EXERCISE DESCRIPTION
Convert all of the items below into a Markdown table with two columns, Row and Item. Number each line in the Row column and omit any blank lines.

DATA RECORDS
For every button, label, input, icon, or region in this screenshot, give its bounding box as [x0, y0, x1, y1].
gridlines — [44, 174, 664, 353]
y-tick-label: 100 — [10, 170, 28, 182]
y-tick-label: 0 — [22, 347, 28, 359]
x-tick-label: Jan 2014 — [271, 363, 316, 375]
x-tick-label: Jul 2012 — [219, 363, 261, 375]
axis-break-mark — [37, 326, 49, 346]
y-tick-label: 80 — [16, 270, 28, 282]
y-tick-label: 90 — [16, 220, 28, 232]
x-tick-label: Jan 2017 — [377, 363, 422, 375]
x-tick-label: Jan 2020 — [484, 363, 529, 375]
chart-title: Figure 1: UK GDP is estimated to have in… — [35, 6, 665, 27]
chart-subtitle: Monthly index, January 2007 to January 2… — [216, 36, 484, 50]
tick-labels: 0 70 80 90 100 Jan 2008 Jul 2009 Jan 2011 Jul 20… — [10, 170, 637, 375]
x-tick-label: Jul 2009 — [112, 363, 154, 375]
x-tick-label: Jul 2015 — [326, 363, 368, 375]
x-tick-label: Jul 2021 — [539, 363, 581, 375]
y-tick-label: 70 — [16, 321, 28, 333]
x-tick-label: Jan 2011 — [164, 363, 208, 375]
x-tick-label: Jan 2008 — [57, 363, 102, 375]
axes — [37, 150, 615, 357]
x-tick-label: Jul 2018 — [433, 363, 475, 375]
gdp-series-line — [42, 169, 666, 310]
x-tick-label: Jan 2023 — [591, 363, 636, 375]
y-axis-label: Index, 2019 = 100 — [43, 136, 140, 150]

WORKED SOLUTION
| Row | Item |
|---|---|
| 1 | For every button, label, input, icon, or region in this screenshot, give its bounding box as [x0, y0, x1, y1]. |
| 2 | gridlines — [44, 174, 664, 353] |
| 3 | y-tick-label: 100 — [10, 170, 28, 182] |
| 4 | y-tick-label: 0 — [22, 347, 28, 359] |
| 5 | x-tick-label: Jan 2014 — [271, 363, 316, 375] |
| 6 | x-tick-label: Jul 2012 — [219, 363, 261, 375] |
| 7 | axis-break-mark — [37, 326, 49, 346] |
| 8 | y-tick-label: 80 — [16, 270, 28, 282] |
| 9 | y-tick-label: 90 — [16, 220, 28, 232] |
| 10 | x-tick-label: Jan 2017 — [377, 363, 422, 375] |
| 11 | x-tick-label: Jan 2020 — [484, 363, 529, 375] |
| 12 | chart-title: Figure 1: UK GDP is estimated to have in… — [35, 6, 665, 27] |
| 13 | chart-subtitle: Monthly index, January 2007 to January 2… — [216, 36, 484, 50] |
| 14 | tick-labels: 0 70 80 90 100 Jan 2008 Jul 2009 Jan 2011 Jul 20… — [10, 170, 637, 375] |
| 15 | x-tick-label: Jul 2009 — [112, 363, 154, 375] |
| 16 | x-tick-label: Jul 2015 — [326, 363, 368, 375] |
| 17 | x-tick-label: Jul 2021 — [539, 363, 581, 375] |
| 18 | y-tick-label: 70 — [16, 321, 28, 333] |
| 19 | x-tick-label: Jan 2011 — [164, 363, 208, 375] |
| 20 | x-tick-label: Jan 2008 — [57, 363, 102, 375] |
| 21 | axes — [37, 150, 615, 357] |
| 22 | x-tick-label: Jul 2018 — [433, 363, 475, 375] |
| 23 | gdp-series-line — [42, 169, 666, 310] |
| 24 | x-tick-label: Jan 2023 — [591, 363, 636, 375] |
| 25 | y-axis-label: Index, 2019 = 100 — [43, 136, 140, 150] |